[Records from a data collection]

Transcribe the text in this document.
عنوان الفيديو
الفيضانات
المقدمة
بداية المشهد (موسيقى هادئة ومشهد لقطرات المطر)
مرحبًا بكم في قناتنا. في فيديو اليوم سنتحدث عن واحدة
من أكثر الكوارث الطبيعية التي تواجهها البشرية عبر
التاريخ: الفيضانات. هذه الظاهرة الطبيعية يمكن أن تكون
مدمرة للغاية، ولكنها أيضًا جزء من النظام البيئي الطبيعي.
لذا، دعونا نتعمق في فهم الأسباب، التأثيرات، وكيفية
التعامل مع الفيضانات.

AIM OF THE TASK:
Using the data above, repeat every line exactly.

ANSWER FOR THE TASK:
Transcribe the text in this document.
عنوان الفيديو
الفيضانات
المقدمة
بداية المشهد (موسيقى هادئة ومشهد لقطرات المطر)
مرحبًا بكم في قناتنا. في فيديو اليوم سنتحدث عن واحدة
من أكثر الكوارث الطبيعية التي تواجهها البشرية عبر
التاريخ: الفيضانات. هذه الظاهرة الطبيعية يمكن أن تكون
مدمرة للغاية، ولكنها أيضًا جزء من النظام البيئي الطبيعي.
لذا، دعونا نتعمق في فهم الأسباب، التأثيرات، وكيفية
التعامل مع الفيضانات.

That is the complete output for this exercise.